• [Data supplied]
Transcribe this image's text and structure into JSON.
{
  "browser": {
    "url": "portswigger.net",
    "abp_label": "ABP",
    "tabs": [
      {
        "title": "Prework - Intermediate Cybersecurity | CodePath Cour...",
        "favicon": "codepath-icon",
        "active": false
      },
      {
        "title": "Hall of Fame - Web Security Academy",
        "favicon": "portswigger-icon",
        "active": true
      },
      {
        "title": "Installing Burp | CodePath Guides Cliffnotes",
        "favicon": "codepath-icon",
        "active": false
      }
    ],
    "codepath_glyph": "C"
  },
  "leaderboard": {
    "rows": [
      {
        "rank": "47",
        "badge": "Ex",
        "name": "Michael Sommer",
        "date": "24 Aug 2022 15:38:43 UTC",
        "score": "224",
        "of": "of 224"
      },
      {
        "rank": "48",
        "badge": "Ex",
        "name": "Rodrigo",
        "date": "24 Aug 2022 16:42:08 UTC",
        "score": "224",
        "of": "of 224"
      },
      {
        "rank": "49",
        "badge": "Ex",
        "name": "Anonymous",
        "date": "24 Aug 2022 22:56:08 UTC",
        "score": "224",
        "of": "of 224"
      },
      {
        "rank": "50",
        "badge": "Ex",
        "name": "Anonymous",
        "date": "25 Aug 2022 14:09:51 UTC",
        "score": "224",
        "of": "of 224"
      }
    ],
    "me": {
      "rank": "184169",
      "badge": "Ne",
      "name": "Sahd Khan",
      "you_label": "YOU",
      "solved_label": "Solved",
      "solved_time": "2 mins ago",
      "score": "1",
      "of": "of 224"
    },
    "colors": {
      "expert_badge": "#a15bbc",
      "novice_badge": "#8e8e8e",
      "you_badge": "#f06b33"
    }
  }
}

* * *

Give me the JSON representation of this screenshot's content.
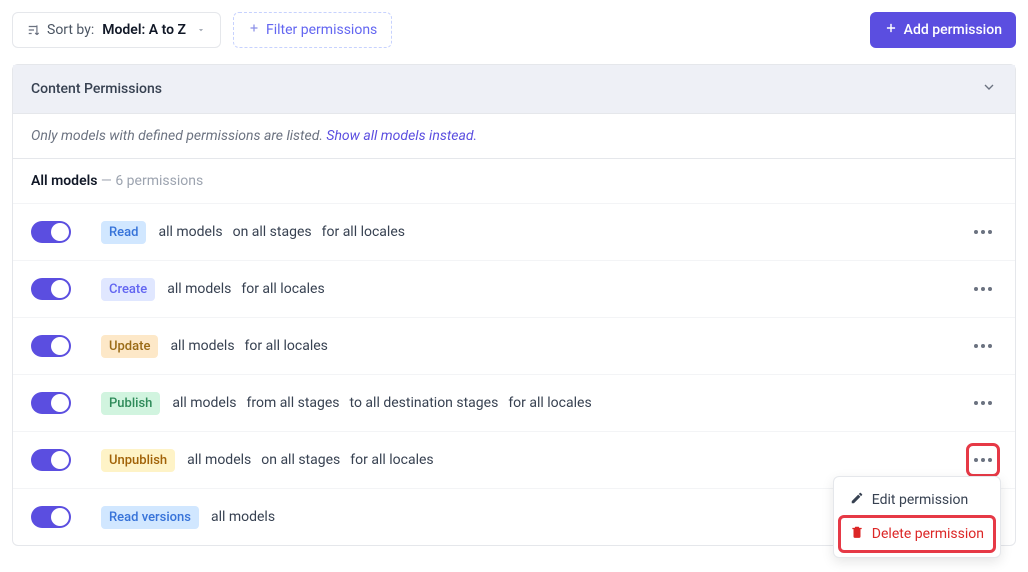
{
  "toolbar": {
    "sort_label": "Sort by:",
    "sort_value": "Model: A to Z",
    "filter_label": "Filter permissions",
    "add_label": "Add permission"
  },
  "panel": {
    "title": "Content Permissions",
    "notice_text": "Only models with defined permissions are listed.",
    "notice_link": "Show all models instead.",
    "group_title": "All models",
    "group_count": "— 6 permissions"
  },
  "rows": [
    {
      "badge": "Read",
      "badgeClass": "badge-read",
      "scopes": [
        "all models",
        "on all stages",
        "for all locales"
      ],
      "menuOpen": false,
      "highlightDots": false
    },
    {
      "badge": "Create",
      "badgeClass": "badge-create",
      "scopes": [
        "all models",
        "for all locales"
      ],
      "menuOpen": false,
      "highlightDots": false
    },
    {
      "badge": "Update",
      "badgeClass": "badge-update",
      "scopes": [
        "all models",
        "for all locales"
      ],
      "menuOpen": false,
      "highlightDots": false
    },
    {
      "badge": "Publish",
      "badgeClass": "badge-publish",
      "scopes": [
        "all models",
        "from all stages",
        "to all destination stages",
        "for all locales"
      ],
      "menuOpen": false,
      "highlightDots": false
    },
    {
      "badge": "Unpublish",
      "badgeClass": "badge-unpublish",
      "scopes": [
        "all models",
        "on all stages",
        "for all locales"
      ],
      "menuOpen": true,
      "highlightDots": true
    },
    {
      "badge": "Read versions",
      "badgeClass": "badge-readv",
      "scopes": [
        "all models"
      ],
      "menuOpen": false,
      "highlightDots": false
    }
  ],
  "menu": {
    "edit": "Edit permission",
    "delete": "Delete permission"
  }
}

• [Direction]
Gather all lines with the string "name" from the data.

• [Output for this exercise]
        "name": "Michael Sommer",
        "name": "Rodrigo",
        "name": "Anonymous",
        "name": "Anonymous",
      "name": "Sahd Khan",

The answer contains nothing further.